### PROBLEM TO SOLVE
Present every line in which the string "this" appears.

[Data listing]
*-*-*

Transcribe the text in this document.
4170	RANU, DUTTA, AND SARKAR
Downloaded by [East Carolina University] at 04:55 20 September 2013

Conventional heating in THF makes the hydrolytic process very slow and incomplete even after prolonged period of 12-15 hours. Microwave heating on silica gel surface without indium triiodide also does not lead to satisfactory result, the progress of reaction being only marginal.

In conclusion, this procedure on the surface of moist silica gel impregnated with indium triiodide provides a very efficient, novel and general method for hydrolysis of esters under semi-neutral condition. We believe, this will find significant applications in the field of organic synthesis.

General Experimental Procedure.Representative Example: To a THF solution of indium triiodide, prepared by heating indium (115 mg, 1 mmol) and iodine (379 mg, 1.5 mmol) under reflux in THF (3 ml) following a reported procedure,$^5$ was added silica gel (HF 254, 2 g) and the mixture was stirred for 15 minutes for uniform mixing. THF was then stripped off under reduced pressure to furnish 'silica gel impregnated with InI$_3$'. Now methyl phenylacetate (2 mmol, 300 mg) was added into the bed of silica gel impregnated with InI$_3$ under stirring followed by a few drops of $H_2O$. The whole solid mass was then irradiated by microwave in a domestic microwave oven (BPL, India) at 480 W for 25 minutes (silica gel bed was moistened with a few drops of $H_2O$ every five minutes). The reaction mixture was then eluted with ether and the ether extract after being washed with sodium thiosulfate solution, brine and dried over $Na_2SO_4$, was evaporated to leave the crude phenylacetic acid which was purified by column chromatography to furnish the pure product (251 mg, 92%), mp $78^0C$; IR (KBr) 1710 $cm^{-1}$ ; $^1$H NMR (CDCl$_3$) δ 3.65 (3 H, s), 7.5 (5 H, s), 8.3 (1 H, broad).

*-*-*

### REPLY TO THE EXERCISE
Transcribe the text in this document.
In conclusion, this procedure on the surface of moist silica gel impregnated with indium triiodide provides a very efficient, novel and general method for hydrolysis of esters under semi-neutral condition. We believe, this will find significant applications in the field of organic synthesis.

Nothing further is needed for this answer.